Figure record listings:
"""

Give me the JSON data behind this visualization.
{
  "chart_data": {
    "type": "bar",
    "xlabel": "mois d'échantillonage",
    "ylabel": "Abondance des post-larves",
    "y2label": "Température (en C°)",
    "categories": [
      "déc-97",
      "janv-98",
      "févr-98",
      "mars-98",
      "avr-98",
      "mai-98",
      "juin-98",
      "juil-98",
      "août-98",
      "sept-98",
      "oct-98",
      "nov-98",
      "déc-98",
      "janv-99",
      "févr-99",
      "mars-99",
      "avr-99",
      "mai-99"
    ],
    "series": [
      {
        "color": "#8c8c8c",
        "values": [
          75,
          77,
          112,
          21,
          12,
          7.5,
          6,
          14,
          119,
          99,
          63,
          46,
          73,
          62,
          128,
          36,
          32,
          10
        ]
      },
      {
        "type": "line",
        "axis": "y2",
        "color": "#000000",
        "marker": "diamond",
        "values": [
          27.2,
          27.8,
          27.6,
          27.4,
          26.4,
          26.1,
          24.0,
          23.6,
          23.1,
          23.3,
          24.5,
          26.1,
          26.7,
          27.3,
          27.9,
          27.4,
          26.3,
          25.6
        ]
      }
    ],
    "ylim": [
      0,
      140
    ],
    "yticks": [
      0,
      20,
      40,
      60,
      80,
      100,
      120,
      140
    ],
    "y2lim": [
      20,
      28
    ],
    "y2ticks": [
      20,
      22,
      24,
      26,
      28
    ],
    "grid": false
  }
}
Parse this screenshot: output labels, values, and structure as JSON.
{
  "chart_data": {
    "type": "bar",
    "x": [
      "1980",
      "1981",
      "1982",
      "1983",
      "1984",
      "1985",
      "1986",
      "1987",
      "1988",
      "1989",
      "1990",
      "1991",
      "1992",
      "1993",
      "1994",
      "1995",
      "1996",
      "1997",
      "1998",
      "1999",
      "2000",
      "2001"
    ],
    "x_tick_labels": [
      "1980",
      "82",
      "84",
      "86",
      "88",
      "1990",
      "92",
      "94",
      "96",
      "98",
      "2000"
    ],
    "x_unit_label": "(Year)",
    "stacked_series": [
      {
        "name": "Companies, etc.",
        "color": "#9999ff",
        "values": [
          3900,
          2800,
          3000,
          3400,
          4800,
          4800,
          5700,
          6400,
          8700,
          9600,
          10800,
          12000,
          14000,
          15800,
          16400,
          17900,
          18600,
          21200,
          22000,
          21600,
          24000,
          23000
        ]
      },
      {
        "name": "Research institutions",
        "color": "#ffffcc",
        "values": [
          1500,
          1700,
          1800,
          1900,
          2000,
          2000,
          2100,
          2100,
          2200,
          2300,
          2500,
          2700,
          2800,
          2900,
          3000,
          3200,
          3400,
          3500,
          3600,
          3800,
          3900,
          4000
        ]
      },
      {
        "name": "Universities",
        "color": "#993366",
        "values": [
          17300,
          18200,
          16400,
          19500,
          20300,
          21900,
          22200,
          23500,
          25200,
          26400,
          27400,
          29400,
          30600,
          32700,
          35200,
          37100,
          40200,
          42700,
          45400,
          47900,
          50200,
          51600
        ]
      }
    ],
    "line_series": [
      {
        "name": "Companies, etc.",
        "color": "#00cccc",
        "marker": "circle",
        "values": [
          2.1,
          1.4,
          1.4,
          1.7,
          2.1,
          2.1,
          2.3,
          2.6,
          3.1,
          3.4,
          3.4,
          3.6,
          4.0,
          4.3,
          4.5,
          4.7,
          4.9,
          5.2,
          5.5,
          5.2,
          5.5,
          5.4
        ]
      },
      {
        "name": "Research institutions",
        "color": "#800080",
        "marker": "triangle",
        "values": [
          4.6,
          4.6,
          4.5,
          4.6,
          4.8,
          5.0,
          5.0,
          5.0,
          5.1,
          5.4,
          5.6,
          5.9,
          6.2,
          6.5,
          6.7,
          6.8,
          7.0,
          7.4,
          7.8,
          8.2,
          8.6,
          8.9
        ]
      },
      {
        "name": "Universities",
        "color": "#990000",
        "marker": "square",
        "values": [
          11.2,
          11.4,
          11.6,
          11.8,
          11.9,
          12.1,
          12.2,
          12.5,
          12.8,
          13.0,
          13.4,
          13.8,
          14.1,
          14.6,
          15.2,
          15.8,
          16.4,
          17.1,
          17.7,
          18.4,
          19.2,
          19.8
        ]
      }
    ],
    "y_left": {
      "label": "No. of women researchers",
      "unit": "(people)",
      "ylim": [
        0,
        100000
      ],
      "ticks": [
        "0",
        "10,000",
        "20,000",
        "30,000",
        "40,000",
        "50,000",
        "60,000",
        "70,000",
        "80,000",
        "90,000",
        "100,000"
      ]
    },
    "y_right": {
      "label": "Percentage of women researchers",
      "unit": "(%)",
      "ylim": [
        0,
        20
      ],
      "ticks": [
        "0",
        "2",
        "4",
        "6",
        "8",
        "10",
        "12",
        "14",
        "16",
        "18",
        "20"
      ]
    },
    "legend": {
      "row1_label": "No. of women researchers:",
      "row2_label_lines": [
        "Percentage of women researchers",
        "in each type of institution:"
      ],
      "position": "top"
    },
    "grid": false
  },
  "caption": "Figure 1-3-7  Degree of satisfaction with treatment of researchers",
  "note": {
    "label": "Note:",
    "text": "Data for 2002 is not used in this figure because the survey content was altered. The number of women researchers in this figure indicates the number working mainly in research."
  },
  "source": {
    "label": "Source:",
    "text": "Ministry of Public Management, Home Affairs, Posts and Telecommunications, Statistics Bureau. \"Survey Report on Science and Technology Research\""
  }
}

"""

Work required: Repeat the material above in full, keeping every word.

Exercise answer:
Give me the JSON data behind this visualization.
{
  "chart_data": {
    "type": "bar",
    "xlabel": "mois d'échantillonage",
    "ylabel": "Abondance des post-larves",
    "y2label": "Température (en C°)",
    "categories": [
      "déc-97",
      "janv-98",
      "févr-98",
      "mars-98",
      "avr-98",
      "mai-98",
      "juin-98",
      "juil-98",
      "août-98",
      "sept-98",
      "oct-98",
      "nov-98",
      "déc-98",
      "janv-99",
      "févr-99",
      "mars-99",
      "avr-99",
      "mai-99"
    ],
    "series": [
      {
        "color": "#8c8c8c",
        "values": [
          75,
          77,
          112,
          21,
          12,
          7.5,
          6,
          14,
          119,
          99,
          63,
          46,
          73,
          62,
          128,
          36,
          32,
          10
        ]
      },
      {
        "type": "line",
        "axis": "y2",
        "color": "#000000",
        "marker": "diamond",
        "values": [
          27.2,
          27.8,
          27.6,
          27.4,
          26.4,
          26.1,
          24.0,
          23.6,
          23.1,
          23.3,
          24.5,
          26.1,
          26.7,
          27.3,
          27.9,
          27.4,
          26.3,
          25.6
        ]
      }
    ],
    "ylim": [
      0,
      140
    ],
    "yticks": [
      0,
      20,
      40,
      60,
      80,
      100,
      120,
      140
    ],
    "y2lim": [
      20,
      28
    ],
    "y2ticks": [
      20,
      22,
      24,
      26,
      28
    ],
    "grid": false
  }
}
Parse this screenshot: output labels, values, and structure as JSON.
{
  "chart_data": {
    "type": "bar",
    "x": [
      "1980",
      "1981",
      "1982",
      "1983",
      "1984",
      "1985",
      "1986",
      "1987",
      "1988",
      "1989",
      "1990",
      "1991",
      "1992",
      "1993",
      "1994",
      "1995",
      "1996",
      "1997",
      "1998",
      "1999",
      "2000",
      "2001"
    ],
    "x_tick_labels": [
      "1980",
      "82",
      "84",
      "86",
      "88",
      "1990",
      "92",
      "94",
      "96",
      "98",
      "2000"
    ],
    "x_unit_label": "(Year)",
    "stacked_series": [
      {
        "name": "Companies, etc.",
        "color": "#9999ff",
        "values": [
          3900,
          2800,
          3000,
          3400,
          4800,
          4800,
          5700,
          6400,
          8700,
          9600,
          10800,
          12000,
          14000,
          15800,
          16400,
          17900,
          18600,
          21200,
          22000,
          21600,
          24000,
          23000
        ]
      },
      {
        "name": "Research institutions",
        "color": "#ffffcc",
        "values": [
          1500,
          1700,
          1800,
          1900,
          2000,
          2000,
          2100,
          2100,
          2200,
          2300,
          2500,
          2700,
          2800,
          2900,
          3000,
          3200,
          3400,
          3500,
          3600,
          3800,
          3900,
          4000
        ]
      },
      {
        "name": "Universities",
        "color": "#993366",
        "values": [
          17300,
          18200,
          16400,
          19500,
          20300,
          21900,
          22200,
          23500,
          25200,
          26400,
          27400,
          29400,
          30600,
          32700,
          35200,
          37100,
          40200,
          42700,
          45400,
          47900,
          50200,
          51600
        ]
      }
    ],
    "line_series": [
      {
        "name": "Companies, etc.",
        "color": "#00cccc",
        "marker": "circle",
        "values": [
          2.1,
          1.4,
          1.4,
          1.7,
          2.1,
          2.1,
          2.3,
          2.6,
          3.1,
          3.4,
          3.4,
          3.6,
          4.0,
          4.3,
          4.5,
          4.7,
          4.9,
          5.2,
          5.5,
          5.2,
          5.5,
          5.4
        ]
      },
      {
        "name": "Research institutions",
        "color": "#800080",
        "marker": "triangle",
        "values": [
          4.6,
          4.6,
          4.5,
          4.6,
          4.8,
          5.0,
          5.0,
          5.0,
          5.1,
          5.4,
          5.6,
          5.9,
          6.2,
          6.5,
          6.7,
          6.8,
          7.0,
          7.4,
          7.8,
          8.2,
          8.6,
          8.9
        ]
      },
      {
        "name": "Universities",
        "color": "#990000",
        "marker": "square",
        "values": [
          11.2,
          11.4,
          11.6,
          11.8,
          11.9,
          12.1,
          12.2,
          12.5,
          12.8,
          13.0,
          13.4,
          13.8,
          14.1,
          14.6,
          15.2,
          15.8,
          16.4,
          17.1,
          17.7,
          18.4,
          19.2,
          19.8
        ]
      }
    ],
    "y_left": {
      "label": "No. of women researchers",
      "unit": "(people)",
      "ylim": [
        0,
        100000
      ],
      "ticks": [
        "0",
        "10,000",
        "20,000",
        "30,000",
        "40,000",
        "50,000",
        "60,000",
        "70,000",
        "80,000",
        "90,000",
        "100,000"
      ]
    },
    "y_right": {
      "label": "Percentage of women researchers",
      "unit": "(%)",
      "ylim": [
        0,
        20
      ],
      "ticks": [
        "0",
        "2",
        "4",
        "6",
        "8",
        "10",
        "12",
        "14",
        "16",
        "18",
        "20"
      ]
    },
    "legend": {
      "row1_label": "No. of women researchers:",
      "row2_label_lines": [
        "Percentage of women researchers",
        "in each type of institution:"
      ],
      "position": "top"
    },
    "grid": false
  },
  "caption": "Figure 1-3-7  Degree of satisfaction with treatment of researchers",
  "note": {
    "label": "Note:",
    "text": "Data for 2002 is not used in this figure because the survey content was altered. The number of women researchers in this figure indicates the number working mainly in research."
  },
  "source": {
    "label": "Source:",
    "text": "Ministry of Public Management, Home Affairs, Posts and Telecommunications, Statistics Bureau. \"Survey Report on Science and Technology Research\""
  }
}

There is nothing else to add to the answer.